■ **WHAT YOU NEED TO DO**:
For each line of the data below that holds "value", copy the line.

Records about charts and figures
═══
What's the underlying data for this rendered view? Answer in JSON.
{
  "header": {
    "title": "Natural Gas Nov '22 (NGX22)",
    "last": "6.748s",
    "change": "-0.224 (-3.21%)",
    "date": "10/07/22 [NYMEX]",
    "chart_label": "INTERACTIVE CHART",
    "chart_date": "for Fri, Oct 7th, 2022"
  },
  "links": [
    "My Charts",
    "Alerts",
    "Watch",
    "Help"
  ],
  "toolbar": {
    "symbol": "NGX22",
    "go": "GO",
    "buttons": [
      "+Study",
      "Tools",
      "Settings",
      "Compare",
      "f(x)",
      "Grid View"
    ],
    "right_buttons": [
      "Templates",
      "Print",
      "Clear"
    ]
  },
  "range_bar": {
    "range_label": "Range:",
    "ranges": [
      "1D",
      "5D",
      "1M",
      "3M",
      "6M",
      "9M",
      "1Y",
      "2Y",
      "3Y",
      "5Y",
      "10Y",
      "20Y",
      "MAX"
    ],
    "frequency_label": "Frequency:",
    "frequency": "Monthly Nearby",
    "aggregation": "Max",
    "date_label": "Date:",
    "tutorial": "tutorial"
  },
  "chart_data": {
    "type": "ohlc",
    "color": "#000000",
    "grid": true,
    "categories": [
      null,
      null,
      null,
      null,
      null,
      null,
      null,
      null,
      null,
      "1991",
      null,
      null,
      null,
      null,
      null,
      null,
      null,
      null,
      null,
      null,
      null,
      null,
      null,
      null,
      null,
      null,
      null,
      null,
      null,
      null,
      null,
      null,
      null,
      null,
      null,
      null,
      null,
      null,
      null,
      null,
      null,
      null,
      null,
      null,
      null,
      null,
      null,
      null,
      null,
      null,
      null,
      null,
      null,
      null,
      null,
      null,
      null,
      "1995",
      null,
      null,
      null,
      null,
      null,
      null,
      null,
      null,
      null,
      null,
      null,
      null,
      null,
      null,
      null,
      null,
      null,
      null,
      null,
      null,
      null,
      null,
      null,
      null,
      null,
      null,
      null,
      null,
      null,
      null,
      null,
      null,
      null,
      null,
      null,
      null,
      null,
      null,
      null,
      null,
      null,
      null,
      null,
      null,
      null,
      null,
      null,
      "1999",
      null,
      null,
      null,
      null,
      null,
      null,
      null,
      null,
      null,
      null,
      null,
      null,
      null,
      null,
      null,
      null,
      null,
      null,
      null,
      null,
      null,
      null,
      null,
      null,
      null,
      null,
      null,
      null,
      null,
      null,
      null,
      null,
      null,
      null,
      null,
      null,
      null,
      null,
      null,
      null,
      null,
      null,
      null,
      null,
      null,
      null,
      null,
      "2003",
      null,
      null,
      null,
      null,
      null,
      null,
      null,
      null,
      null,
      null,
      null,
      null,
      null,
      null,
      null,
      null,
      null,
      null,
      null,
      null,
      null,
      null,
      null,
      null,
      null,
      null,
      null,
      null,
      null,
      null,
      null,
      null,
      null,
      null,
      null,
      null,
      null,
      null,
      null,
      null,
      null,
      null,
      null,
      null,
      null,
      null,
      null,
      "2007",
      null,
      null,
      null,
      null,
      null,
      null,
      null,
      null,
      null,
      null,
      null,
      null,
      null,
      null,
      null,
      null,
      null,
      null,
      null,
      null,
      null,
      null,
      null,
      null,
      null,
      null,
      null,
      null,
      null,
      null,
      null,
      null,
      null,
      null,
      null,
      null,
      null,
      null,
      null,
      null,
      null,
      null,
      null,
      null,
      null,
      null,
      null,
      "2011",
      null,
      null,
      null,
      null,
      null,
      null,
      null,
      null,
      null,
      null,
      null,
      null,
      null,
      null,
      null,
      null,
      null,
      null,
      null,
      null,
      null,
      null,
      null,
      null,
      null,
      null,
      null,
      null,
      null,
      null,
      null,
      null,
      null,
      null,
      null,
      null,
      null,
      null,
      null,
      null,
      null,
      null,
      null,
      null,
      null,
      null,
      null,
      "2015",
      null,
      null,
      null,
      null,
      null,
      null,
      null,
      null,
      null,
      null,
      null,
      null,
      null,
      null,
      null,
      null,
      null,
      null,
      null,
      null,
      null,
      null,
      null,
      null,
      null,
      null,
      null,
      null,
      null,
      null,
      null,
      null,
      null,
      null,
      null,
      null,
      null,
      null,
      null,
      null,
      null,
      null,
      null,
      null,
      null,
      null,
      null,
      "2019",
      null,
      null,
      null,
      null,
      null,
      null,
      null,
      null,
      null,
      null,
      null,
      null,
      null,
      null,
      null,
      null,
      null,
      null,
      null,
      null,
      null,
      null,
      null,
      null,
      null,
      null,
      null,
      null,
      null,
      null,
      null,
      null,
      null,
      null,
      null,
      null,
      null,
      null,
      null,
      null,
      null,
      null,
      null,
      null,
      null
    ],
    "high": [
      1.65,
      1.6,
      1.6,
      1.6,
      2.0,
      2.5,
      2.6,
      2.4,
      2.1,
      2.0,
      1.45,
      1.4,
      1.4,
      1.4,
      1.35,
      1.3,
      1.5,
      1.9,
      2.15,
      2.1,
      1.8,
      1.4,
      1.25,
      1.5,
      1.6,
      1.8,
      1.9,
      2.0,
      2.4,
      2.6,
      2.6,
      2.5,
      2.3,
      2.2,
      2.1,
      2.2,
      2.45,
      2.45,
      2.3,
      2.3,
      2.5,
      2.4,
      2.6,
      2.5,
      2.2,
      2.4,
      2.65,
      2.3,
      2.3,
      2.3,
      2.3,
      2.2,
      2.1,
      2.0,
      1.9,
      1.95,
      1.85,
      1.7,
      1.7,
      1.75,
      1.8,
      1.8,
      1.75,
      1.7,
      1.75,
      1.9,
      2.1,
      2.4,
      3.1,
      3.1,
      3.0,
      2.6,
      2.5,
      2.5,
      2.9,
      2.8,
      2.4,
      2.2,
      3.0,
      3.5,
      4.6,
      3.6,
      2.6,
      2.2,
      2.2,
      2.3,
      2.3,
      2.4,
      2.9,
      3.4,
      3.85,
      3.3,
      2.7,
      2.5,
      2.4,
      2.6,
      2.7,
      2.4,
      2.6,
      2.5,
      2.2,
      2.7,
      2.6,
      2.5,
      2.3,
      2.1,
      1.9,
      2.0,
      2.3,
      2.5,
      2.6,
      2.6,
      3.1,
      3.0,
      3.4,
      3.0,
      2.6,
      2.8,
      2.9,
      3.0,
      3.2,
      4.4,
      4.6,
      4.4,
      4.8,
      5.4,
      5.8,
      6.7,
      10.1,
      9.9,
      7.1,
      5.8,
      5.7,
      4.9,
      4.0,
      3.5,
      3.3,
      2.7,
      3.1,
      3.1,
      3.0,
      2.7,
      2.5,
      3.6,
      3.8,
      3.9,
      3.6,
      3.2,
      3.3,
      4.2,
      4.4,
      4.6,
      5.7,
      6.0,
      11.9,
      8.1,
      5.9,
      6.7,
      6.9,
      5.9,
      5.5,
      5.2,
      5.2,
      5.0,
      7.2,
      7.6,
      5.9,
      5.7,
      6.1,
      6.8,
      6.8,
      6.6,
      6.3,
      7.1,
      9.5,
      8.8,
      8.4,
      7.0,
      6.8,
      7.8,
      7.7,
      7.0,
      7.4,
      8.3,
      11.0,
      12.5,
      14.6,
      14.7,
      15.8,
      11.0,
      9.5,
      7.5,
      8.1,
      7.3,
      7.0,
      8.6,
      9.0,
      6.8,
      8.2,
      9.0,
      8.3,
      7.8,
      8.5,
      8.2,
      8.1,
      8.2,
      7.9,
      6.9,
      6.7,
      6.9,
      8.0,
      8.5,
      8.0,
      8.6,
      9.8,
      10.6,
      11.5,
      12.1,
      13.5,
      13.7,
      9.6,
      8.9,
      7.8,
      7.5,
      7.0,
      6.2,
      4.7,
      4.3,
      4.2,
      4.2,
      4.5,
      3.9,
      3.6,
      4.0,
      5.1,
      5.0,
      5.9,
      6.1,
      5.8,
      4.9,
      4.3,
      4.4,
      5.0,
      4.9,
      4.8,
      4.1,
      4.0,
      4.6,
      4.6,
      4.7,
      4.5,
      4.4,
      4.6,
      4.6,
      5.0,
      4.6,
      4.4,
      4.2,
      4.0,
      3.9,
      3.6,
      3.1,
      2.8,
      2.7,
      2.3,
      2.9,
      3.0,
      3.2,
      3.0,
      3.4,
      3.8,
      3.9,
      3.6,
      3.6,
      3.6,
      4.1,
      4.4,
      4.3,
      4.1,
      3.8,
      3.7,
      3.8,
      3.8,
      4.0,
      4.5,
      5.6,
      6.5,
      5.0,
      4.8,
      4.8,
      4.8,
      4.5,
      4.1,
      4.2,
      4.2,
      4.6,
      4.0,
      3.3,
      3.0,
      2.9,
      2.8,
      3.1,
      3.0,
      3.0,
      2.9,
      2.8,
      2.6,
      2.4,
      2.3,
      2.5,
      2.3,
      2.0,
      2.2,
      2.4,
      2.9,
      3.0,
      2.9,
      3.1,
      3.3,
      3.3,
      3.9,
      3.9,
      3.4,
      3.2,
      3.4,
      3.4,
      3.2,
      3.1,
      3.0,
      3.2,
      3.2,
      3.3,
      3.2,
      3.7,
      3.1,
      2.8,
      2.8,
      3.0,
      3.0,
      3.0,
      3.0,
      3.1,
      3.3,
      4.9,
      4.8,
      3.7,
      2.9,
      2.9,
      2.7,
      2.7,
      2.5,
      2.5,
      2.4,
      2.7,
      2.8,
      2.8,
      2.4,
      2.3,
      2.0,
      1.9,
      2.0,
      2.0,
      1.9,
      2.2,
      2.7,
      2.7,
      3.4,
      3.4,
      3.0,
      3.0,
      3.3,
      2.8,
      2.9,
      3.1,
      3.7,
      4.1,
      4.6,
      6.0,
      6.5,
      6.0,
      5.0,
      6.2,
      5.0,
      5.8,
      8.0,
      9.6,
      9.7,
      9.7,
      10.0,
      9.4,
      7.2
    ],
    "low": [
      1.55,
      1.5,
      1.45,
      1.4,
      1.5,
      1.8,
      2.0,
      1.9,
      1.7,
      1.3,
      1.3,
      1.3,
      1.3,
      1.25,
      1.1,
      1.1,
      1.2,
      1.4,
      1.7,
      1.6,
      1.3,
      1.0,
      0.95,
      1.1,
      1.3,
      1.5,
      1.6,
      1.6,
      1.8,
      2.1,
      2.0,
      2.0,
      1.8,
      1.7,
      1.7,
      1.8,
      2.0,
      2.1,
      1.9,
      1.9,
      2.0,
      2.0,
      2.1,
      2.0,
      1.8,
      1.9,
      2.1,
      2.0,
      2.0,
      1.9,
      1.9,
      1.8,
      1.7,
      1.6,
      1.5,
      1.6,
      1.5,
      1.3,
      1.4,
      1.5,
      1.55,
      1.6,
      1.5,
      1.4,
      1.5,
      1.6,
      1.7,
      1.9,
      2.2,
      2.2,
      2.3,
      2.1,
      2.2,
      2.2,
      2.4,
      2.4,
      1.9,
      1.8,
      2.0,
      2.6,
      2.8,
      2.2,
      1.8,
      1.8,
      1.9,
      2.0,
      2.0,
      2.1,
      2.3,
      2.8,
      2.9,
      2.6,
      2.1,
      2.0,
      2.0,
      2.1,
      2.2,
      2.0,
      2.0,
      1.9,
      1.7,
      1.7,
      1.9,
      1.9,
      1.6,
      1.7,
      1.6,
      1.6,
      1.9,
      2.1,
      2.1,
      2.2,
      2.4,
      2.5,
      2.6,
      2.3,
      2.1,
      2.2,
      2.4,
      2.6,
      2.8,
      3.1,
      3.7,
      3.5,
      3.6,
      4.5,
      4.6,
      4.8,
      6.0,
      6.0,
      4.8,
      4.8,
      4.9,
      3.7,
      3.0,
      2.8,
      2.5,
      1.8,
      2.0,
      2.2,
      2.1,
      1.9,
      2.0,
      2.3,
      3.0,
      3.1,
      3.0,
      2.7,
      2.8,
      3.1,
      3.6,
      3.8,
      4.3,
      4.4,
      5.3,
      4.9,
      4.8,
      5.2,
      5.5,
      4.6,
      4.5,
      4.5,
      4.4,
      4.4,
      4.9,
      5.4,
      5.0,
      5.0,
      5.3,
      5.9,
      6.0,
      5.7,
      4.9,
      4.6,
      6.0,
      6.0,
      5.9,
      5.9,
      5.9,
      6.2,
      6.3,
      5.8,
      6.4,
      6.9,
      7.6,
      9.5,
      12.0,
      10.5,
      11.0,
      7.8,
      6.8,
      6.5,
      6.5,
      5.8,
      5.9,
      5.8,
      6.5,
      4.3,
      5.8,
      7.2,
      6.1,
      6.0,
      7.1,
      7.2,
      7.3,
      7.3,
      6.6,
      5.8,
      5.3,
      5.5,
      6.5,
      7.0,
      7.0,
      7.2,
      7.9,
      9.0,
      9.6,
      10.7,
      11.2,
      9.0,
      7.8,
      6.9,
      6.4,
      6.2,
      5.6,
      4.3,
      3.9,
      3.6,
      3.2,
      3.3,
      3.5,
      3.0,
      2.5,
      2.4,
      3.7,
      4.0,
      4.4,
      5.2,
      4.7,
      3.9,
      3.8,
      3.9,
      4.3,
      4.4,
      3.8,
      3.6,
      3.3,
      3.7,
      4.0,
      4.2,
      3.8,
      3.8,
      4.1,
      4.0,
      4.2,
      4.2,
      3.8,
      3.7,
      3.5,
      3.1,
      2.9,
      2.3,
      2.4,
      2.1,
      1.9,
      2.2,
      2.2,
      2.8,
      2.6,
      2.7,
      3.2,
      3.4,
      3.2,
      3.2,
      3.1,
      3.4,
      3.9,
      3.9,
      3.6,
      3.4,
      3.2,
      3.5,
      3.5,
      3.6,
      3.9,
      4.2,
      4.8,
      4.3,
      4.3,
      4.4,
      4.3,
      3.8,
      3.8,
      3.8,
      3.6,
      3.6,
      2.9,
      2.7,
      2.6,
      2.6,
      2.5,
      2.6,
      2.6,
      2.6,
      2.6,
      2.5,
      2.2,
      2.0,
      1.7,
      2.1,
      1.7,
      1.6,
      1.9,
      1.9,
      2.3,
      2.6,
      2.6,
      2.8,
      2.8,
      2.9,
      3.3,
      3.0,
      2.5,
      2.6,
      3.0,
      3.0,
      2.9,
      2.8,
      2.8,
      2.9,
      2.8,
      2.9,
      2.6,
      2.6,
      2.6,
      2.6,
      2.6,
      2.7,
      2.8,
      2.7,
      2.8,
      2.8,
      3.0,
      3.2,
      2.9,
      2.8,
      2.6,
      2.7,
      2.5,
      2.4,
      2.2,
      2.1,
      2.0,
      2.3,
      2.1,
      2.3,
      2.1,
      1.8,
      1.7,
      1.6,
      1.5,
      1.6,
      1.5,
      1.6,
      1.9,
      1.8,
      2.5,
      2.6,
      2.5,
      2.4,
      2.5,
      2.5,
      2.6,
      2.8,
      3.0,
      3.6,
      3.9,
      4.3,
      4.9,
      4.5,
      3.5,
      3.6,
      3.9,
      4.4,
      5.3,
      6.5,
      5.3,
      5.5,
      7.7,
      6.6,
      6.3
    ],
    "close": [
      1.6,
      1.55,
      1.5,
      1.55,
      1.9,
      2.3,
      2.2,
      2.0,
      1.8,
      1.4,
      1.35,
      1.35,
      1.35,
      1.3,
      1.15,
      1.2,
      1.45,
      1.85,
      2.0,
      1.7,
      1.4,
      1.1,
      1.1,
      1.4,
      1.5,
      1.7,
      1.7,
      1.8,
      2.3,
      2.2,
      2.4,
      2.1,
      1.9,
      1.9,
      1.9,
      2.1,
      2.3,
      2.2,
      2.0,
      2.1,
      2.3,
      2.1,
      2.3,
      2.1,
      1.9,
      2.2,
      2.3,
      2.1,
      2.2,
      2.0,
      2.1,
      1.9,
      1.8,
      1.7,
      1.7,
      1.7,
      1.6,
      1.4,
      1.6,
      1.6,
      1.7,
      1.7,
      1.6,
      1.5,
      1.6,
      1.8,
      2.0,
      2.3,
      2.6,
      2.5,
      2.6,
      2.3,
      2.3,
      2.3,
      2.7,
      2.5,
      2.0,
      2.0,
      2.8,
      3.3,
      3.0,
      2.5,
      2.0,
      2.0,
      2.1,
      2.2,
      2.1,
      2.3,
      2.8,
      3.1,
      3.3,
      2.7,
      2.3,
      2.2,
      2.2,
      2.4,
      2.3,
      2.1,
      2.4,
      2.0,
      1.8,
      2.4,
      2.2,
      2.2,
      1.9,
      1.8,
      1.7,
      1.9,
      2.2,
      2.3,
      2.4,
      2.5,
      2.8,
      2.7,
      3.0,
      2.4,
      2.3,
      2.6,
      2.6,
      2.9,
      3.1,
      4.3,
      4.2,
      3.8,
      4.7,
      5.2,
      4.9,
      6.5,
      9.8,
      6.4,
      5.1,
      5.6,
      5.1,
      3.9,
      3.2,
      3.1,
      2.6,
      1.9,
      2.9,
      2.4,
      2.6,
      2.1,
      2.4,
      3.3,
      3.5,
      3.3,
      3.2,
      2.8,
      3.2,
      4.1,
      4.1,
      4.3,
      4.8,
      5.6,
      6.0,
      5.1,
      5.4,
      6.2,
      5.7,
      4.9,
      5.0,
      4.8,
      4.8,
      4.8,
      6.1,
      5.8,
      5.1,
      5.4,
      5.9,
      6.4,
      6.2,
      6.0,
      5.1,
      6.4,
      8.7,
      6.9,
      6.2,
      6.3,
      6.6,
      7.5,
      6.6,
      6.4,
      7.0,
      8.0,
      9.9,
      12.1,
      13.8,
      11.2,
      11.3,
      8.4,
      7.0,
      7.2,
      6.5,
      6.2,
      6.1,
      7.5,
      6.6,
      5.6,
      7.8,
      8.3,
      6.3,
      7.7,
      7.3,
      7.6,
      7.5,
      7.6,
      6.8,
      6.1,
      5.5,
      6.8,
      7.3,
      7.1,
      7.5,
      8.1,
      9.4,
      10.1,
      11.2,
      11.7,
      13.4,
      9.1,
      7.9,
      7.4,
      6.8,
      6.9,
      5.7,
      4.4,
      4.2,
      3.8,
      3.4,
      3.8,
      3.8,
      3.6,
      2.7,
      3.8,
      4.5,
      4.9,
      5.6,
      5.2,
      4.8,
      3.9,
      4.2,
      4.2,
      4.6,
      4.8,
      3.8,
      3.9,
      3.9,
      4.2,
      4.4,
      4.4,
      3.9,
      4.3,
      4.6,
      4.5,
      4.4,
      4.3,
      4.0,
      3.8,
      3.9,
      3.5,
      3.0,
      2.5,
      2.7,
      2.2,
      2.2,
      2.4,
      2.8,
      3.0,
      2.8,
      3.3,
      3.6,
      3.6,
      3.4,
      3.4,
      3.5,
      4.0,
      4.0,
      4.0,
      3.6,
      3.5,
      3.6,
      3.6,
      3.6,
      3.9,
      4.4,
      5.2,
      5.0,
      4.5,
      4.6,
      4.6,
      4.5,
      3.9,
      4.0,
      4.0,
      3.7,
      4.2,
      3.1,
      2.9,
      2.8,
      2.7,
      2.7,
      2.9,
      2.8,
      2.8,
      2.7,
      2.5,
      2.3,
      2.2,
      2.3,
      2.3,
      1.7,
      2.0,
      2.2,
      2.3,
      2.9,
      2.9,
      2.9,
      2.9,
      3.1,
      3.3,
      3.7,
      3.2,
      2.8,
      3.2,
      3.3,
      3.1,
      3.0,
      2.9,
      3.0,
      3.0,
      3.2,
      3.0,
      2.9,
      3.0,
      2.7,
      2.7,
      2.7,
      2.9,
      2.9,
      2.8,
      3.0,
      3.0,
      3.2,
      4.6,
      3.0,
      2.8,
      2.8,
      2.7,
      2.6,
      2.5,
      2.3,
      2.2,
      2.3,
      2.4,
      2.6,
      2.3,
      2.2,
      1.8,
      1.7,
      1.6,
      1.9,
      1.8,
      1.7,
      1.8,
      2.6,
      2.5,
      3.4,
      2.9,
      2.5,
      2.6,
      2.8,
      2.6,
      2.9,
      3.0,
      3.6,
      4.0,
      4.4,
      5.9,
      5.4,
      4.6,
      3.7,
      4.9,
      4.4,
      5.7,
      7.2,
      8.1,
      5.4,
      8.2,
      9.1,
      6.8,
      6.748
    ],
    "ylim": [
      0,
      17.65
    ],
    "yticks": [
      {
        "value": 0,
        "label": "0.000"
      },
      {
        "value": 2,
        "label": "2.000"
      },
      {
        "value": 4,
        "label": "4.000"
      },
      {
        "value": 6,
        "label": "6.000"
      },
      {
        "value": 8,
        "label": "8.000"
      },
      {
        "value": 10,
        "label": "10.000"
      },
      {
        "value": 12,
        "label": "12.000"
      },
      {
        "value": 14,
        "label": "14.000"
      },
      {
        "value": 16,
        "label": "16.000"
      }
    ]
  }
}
═══
■ **ANSWER**:
        "value": 0,
        "value": 2,
        "value": 4,
        "value": 6,
        "value": 8,
        "value": 10,
        "value": 12,
        "value": 14,
        "value": 16,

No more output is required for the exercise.